## Start Supplied records

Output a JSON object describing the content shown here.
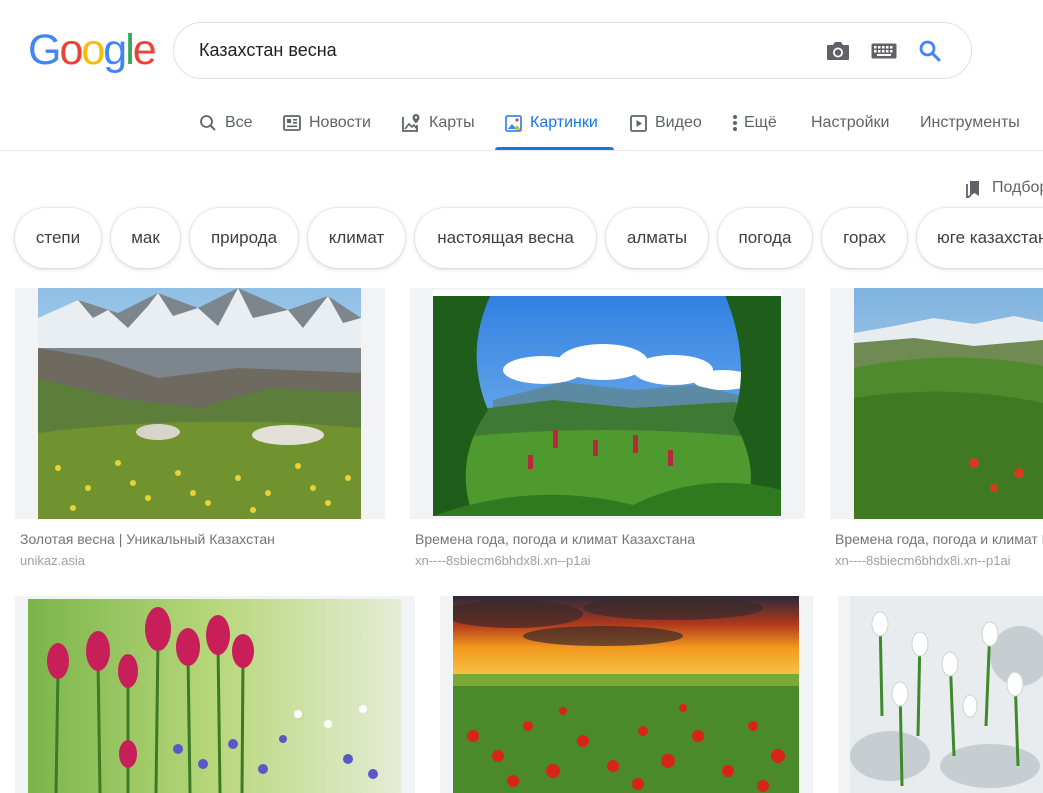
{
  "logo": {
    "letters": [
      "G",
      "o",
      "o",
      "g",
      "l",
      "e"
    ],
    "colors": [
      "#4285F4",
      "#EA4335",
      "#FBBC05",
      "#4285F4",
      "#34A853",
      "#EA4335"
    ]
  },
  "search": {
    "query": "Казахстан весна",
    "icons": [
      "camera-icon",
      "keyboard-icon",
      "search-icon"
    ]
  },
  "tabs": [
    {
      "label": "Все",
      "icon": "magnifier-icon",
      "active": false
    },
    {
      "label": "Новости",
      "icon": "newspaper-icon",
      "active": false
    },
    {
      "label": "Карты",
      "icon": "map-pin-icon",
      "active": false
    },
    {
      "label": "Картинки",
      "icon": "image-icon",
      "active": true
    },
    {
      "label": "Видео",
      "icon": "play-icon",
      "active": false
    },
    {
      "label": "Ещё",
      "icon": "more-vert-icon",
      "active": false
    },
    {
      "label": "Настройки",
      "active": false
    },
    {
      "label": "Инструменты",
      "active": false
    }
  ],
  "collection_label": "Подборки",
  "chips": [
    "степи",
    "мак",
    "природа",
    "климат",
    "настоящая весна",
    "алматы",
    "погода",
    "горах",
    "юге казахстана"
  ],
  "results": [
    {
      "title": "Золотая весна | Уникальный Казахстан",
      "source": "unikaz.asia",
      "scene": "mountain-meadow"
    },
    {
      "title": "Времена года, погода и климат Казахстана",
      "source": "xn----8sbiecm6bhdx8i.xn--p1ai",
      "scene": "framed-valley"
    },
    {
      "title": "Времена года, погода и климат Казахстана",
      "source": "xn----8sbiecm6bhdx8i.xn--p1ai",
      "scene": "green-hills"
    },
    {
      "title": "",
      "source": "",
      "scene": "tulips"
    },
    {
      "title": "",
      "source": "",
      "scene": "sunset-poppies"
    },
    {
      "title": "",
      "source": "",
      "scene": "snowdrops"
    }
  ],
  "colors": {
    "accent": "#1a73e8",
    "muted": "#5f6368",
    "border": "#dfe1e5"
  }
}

## End Supplied records

The records above must be printed exactly; the pictures stay out.

Output a JSON object describing the content shown here.
{
  "logo": {
    "letters": [
      "G",
      "o",
      "o",
      "g",
      "l",
      "e"
    ],
    "colors": [
      "#4285F4",
      "#EA4335",
      "#FBBC05",
      "#4285F4",
      "#34A853",
      "#EA4335"
    ]
  },
  "search": {
    "query": "Казахстан весна",
    "icons": [
      "camera-icon",
      "keyboard-icon",
      "search-icon"
    ]
  },
  "tabs": [
    {
      "label": "Все",
      "icon": "magnifier-icon",
      "active": false
    },
    {
      "label": "Новости",
      "icon": "newspaper-icon",
      "active": false
    },
    {
      "label": "Карты",
      "icon": "map-pin-icon",
      "active": false
    },
    {
      "label": "Картинки",
      "icon": "image-icon",
      "active": true
    },
    {
      "label": "Видео",
      "icon": "play-icon",
      "active": false
    },
    {
      "label": "Ещё",
      "icon": "more-vert-icon",
      "active": false
    },
    {
      "label": "Настройки",
      "active": false
    },
    {
      "label": "Инструменты",
      "active": false
    }
  ],
  "collection_label": "Подборки",
  "chips": [
    "степи",
    "мак",
    "природа",
    "климат",
    "настоящая весна",
    "алматы",
    "погода",
    "горах",
    "юге казахстана"
  ],
  "results": [
    {
      "title": "Золотая весна | Уникальный Казахстан",
      "source": "unikaz.asia",
      "scene": "mountain-meadow"
    },
    {
      "title": "Времена года, погода и климат Казахстана",
      "source": "xn----8sbiecm6bhdx8i.xn--p1ai",
      "scene": "framed-valley"
    },
    {
      "title": "Времена года, погода и климат Казахстана",
      "source": "xn----8sbiecm6bhdx8i.xn--p1ai",
      "scene": "green-hills"
    },
    {
      "title": "",
      "source": "",
      "scene": "tulips"
    },
    {
      "title": "",
      "source": "",
      "scene": "sunset-poppies"
    },
    {
      "title": "",
      "source": "",
      "scene": "snowdrops"
    }
  ],
  "colors": {
    "accent": "#1a73e8",
    "muted": "#5f6368",
    "border": "#dfe1e5"
  }
}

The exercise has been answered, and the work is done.